▸ **Provided data**
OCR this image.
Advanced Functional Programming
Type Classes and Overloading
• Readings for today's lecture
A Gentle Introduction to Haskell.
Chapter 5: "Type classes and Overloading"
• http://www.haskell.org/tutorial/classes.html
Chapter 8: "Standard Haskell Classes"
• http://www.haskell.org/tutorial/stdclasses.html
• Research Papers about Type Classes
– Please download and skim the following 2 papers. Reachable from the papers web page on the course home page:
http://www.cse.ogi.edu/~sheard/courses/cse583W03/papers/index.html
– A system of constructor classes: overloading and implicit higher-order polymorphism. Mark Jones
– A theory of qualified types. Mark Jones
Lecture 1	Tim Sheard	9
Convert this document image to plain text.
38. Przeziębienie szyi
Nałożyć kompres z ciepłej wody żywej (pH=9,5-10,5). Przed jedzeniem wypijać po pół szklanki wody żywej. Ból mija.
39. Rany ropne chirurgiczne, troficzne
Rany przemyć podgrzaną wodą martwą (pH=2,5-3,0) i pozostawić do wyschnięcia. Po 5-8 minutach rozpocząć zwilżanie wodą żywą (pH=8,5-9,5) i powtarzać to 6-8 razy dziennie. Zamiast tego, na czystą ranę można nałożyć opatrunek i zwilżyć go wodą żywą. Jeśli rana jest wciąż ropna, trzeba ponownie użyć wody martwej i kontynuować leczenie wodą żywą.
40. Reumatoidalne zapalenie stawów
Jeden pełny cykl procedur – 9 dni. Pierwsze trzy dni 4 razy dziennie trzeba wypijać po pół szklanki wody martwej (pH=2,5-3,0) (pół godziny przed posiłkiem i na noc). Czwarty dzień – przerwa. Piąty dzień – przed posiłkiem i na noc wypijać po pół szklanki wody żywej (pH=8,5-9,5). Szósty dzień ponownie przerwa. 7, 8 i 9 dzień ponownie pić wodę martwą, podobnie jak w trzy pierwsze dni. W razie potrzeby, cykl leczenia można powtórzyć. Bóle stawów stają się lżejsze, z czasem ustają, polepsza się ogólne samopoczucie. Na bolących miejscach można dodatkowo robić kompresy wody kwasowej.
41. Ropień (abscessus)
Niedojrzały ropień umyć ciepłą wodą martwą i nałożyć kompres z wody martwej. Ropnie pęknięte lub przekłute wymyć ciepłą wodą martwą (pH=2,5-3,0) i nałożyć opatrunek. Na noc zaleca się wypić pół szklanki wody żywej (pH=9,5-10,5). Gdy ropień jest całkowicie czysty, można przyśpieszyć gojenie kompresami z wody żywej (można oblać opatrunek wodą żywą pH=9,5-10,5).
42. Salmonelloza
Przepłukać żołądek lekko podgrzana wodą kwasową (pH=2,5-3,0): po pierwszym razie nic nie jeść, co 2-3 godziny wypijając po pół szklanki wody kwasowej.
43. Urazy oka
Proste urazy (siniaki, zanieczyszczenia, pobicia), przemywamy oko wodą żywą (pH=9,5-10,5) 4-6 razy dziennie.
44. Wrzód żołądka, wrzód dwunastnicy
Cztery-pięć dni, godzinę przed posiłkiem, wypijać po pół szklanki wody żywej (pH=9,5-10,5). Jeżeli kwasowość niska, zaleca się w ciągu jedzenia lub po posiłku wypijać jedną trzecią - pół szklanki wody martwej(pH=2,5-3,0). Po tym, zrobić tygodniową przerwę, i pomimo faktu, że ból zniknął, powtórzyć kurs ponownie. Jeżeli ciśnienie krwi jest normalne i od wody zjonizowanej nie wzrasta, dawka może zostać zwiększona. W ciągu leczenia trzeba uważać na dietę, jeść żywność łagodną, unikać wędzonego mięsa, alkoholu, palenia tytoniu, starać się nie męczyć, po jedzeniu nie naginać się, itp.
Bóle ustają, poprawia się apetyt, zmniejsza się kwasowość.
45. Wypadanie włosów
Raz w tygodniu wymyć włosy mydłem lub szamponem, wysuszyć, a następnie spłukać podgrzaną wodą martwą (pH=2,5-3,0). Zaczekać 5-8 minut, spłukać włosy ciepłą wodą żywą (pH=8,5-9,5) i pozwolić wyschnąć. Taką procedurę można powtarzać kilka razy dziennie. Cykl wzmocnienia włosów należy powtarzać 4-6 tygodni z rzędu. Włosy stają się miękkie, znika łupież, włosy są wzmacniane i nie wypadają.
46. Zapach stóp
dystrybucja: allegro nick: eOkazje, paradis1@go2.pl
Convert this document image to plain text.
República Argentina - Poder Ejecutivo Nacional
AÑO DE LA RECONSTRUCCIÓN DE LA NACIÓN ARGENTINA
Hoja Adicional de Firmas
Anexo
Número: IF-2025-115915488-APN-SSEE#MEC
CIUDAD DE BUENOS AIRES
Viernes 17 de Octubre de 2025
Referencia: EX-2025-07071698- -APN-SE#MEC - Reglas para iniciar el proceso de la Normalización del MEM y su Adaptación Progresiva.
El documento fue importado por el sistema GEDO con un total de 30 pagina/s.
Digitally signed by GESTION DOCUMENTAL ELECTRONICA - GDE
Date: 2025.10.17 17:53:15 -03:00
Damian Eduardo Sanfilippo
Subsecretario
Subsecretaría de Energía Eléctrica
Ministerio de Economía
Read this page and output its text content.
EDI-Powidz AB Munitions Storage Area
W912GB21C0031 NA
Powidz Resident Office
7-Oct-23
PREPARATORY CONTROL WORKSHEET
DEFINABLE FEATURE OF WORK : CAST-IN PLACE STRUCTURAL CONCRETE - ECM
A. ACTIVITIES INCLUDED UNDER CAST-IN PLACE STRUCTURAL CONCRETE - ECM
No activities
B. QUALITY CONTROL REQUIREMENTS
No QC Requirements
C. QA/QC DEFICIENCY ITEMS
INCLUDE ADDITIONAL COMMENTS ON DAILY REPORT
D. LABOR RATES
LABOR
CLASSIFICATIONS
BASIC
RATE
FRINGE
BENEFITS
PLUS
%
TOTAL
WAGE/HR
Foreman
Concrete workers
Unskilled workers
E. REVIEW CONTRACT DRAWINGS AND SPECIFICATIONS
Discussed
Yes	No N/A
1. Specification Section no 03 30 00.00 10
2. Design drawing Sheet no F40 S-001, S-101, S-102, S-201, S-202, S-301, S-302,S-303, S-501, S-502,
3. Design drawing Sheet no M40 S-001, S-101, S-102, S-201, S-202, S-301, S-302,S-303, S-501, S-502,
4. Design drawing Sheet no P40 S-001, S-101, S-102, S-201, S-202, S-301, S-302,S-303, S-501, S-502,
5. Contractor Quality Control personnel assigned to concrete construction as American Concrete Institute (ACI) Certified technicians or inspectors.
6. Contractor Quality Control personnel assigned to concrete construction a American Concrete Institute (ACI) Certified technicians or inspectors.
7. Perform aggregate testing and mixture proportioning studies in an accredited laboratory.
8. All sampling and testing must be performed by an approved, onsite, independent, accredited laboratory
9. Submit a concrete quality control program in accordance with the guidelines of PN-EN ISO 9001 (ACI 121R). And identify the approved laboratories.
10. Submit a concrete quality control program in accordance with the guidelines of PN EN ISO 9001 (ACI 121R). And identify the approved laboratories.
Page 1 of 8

▸ **Exercise goal**
Take the material above and return all of it exactly.

▸ **Final answer**
OCR this image.
Advanced Functional Programming
Type Classes and Overloading
• Readings for today's lecture
A Gentle Introduction to Haskell.
Chapter 5: "Type classes and Overloading"
• http://www.haskell.org/tutorial/classes.html
Chapter 8: "Standard Haskell Classes"
• http://www.haskell.org/tutorial/stdclasses.html
• Research Papers about Type Classes
– Please download and skim the following 2 papers. Reachable from the papers web page on the course home page:
http://www.cse.ogi.edu/~sheard/courses/cse583W03/papers/index.html
– A system of constructor classes: overloading and implicit higher-order polymorphism. Mark Jones
– A theory of qualified types. Mark Jones
Lecture 1	Tim Sheard	9
Convert this document image to plain text.
38. Przeziębienie szyi
Nałożyć kompres z ciepłej wody żywej (pH=9,5-10,5). Przed jedzeniem wypijać po pół szklanki wody żywej. Ból mija.
39. Rany ropne chirurgiczne, troficzne
Rany przemyć podgrzaną wodą martwą (pH=2,5-3,0) i pozostawić do wyschnięcia. Po 5-8 minutach rozpocząć zwilżanie wodą żywą (pH=8,5-9,5) i powtarzać to 6-8 razy dziennie. Zamiast tego, na czystą ranę można nałożyć opatrunek i zwilżyć go wodą żywą. Jeśli rana jest wciąż ropna, trzeba ponownie użyć wody martwej i kontynuować leczenie wodą żywą.
40. Reumatoidalne zapalenie stawów
Jeden pełny cykl procedur – 9 dni. Pierwsze trzy dni 4 razy dziennie trzeba wypijać po pół szklanki wody martwej (pH=2,5-3,0) (pół godziny przed posiłkiem i na noc). Czwarty dzień – przerwa. Piąty dzień – przed posiłkiem i na noc wypijać po pół szklanki wody żywej (pH=8,5-9,5). Szósty dzień ponownie przerwa. 7, 8 i 9 dzień ponownie pić wodę martwą, podobnie jak w trzy pierwsze dni. W razie potrzeby, cykl leczenia można powtórzyć. Bóle stawów stają się lżejsze, z czasem ustają, polepsza się ogólne samopoczucie. Na bolących miejscach można dodatkowo robić kompresy wody kwasowej.
41. Ropień (abscessus)
Niedojrzały ropień umyć ciepłą wodą martwą i nałożyć kompres z wody martwej. Ropnie pęknięte lub przekłute wymyć ciepłą wodą martwą (pH=2,5-3,0) i nałożyć opatrunek. Na noc zaleca się wypić pół szklanki wody żywej (pH=9,5-10,5). Gdy ropień jest całkowicie czysty, można przyśpieszyć gojenie kompresami z wody żywej (można oblać opatrunek wodą żywą pH=9,5-10,5).
42. Salmonelloza
Przepłukać żołądek lekko podgrzana wodą kwasową (pH=2,5-3,0): po pierwszym razie nic nie jeść, co 2-3 godziny wypijając po pół szklanki wody kwasowej.
43. Urazy oka
Proste urazy (siniaki, zanieczyszczenia, pobicia), przemywamy oko wodą żywą (pH=9,5-10,5) 4-6 razy dziennie.
44. Wrzód żołądka, wrzód dwunastnicy
Cztery-pięć dni, godzinę przed posiłkiem, wypijać po pół szklanki wody żywej (pH=9,5-10,5). Jeżeli kwasowość niska, zaleca się w ciągu jedzenia lub po posiłku wypijać jedną trzecią - pół szklanki wody martwej(pH=2,5-3,0). Po tym, zrobić tygodniową przerwę, i pomimo faktu, że ból zniknął, powtórzyć kurs ponownie. Jeżeli ciśnienie krwi jest normalne i od wody zjonizowanej nie wzrasta, dawka może zostać zwiększona. W ciągu leczenia trzeba uważać na dietę, jeść żywność łagodną, unikać wędzonego mięsa, alkoholu, palenia tytoniu, starać się nie męczyć, po jedzeniu nie naginać się, itp.
Bóle ustają, poprawia się apetyt, zmniejsza się kwasowość.
45. Wypadanie włosów
Raz w tygodniu wymyć włosy mydłem lub szamponem, wysuszyć, a następnie spłukać podgrzaną wodą martwą (pH=2,5-3,0). Zaczekać 5-8 minut, spłukać włosy ciepłą wodą żywą (pH=8,5-9,5) i pozwolić wyschnąć. Taką procedurę można powtarzać kilka razy dziennie. Cykl wzmocnienia włosów należy powtarzać 4-6 tygodni z rzędu. Włosy stają się miękkie, znika łupież, włosy są wzmacniane i nie wypadają.
46. Zapach stóp
dystrybucja: allegro nick: eOkazje, paradis1@go2.pl
Convert this document image to plain text.
República Argentina - Poder Ejecutivo Nacional
AÑO DE LA RECONSTRUCCIÓN DE LA NACIÓN ARGENTINA
Hoja Adicional de Firmas
Anexo
Número: IF-2025-115915488-APN-SSEE#MEC
CIUDAD DE BUENOS AIRES
Viernes 17 de Octubre de 2025
Referencia: EX-2025-07071698- -APN-SE#MEC - Reglas para iniciar el proceso de la Normalización del MEM y su Adaptación Progresiva.
El documento fue importado por el sistema GEDO con un total de 30 pagina/s.
Digitally signed by GESTION DOCUMENTAL ELECTRONICA - GDE
Date: 2025.10.17 17:53:15 -03:00
Damian Eduardo Sanfilippo
Subsecretario
Subsecretaría de Energía Eléctrica
Ministerio de Economía
Read this page and output its text content.
EDI-Powidz AB Munitions Storage Area
W912GB21C0031 NA
Powidz Resident Office
7-Oct-23
PREPARATORY CONTROL WORKSHEET
DEFINABLE FEATURE OF WORK : CAST-IN PLACE STRUCTURAL CONCRETE - ECM
A. ACTIVITIES INCLUDED UNDER CAST-IN PLACE STRUCTURAL CONCRETE - ECM
No activities
B. QUALITY CONTROL REQUIREMENTS
No QC Requirements
C. QA/QC DEFICIENCY ITEMS
INCLUDE ADDITIONAL COMMENTS ON DAILY REPORT
D. LABOR RATES
LABOR
CLASSIFICATIONS
BASIC
RATE
FRINGE
BENEFITS
PLUS
%
TOTAL
WAGE/HR
Foreman
Concrete workers
Unskilled workers
E. REVIEW CONTRACT DRAWINGS AND SPECIFICATIONS
Discussed
Yes	No N/A
1. Specification Section no 03 30 00.00 10
2. Design drawing Sheet no F40 S-001, S-101, S-102, S-201, S-202, S-301, S-302,S-303, S-501, S-502,
3. Design drawing Sheet no M40 S-001, S-101, S-102, S-201, S-202, S-301, S-302,S-303, S-501, S-502,
4. Design drawing Sheet no P40 S-001, S-101, S-102, S-201, S-202, S-301, S-302,S-303, S-501, S-502,
5. Contractor Quality Control personnel assigned to concrete construction as American Concrete Institute (ACI) Certified technicians or inspectors.
6. Contractor Quality Control personnel assigned to concrete construction a American Concrete Institute (ACI) Certified technicians or inspectors.
7. Perform aggregate testing and mixture proportioning studies in an accredited laboratory.
8. All sampling and testing must be performed by an approved, onsite, independent, accredited laboratory
9. Submit a concrete quality control program in accordance with the guidelines of PN-EN ISO 9001 (ACI 121R). And identify the approved laboratories.
10. Submit a concrete quality control program in accordance with the guidelines of PN EN ISO 9001 (ACI 121R). And identify the approved laboratories.
Page 1 of 8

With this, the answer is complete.